### SET TASK
Everything in the listing except the pictures should be written out exactly.

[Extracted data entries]
------------------------------------------------
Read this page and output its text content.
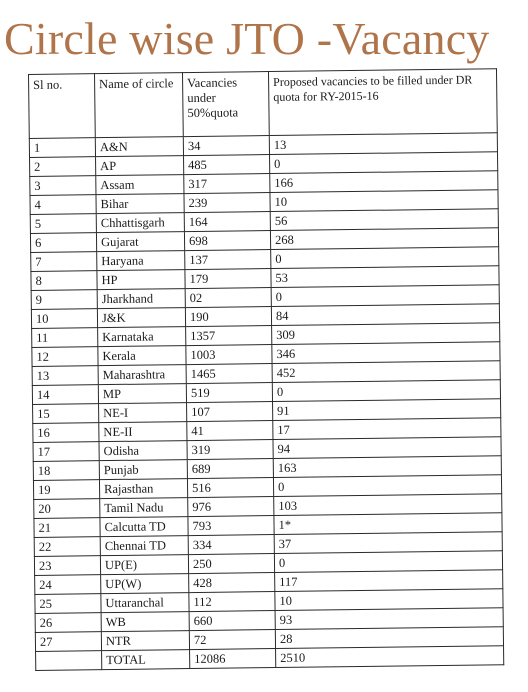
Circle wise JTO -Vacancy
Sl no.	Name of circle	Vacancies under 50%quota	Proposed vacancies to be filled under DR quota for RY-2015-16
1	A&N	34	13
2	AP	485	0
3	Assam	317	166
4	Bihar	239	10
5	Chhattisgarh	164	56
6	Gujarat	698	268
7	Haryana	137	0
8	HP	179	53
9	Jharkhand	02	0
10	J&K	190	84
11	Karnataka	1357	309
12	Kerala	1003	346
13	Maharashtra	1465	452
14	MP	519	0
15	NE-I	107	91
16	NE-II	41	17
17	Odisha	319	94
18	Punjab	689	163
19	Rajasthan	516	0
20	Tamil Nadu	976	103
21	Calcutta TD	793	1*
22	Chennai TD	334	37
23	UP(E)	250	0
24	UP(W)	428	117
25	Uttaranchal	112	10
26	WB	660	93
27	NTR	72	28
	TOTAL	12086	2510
------------------------------------------------
### RESPONSE BELOW
Read this page and output its text content.
Circle wise JTO -Vacancy
Sl no.	Name of circle	Vacancies under 50%quota	Proposed vacancies to be filled under DR quota for RY-2015-16
1	A&N	34	13
2	AP	485	0
3	Assam	317	166
4	Bihar	239	10
5	Chhattisgarh	164	56
6	Gujarat	698	268
7	Haryana	137	0
8	HP	179	53
9	Jharkhand	02	0
10	J&K	190	84
11	Karnataka	1357	309
12	Kerala	1003	346
13	Maharashtra	1465	452
14	MP	519	0
15	NE-I	107	91
16	NE-II	41	17
17	Odisha	319	94
18	Punjab	689	163
19	Rajasthan	516	0
20	Tamil Nadu	976	103
21	Calcutta TD	793	1*
22	Chennai TD	334	37
23	UP(E)	250	0
24	UP(W)	428	117
25	Uttaranchal	112	10
26	WB	660	93
27	NTR	72	28
	TOTAL	12086	2510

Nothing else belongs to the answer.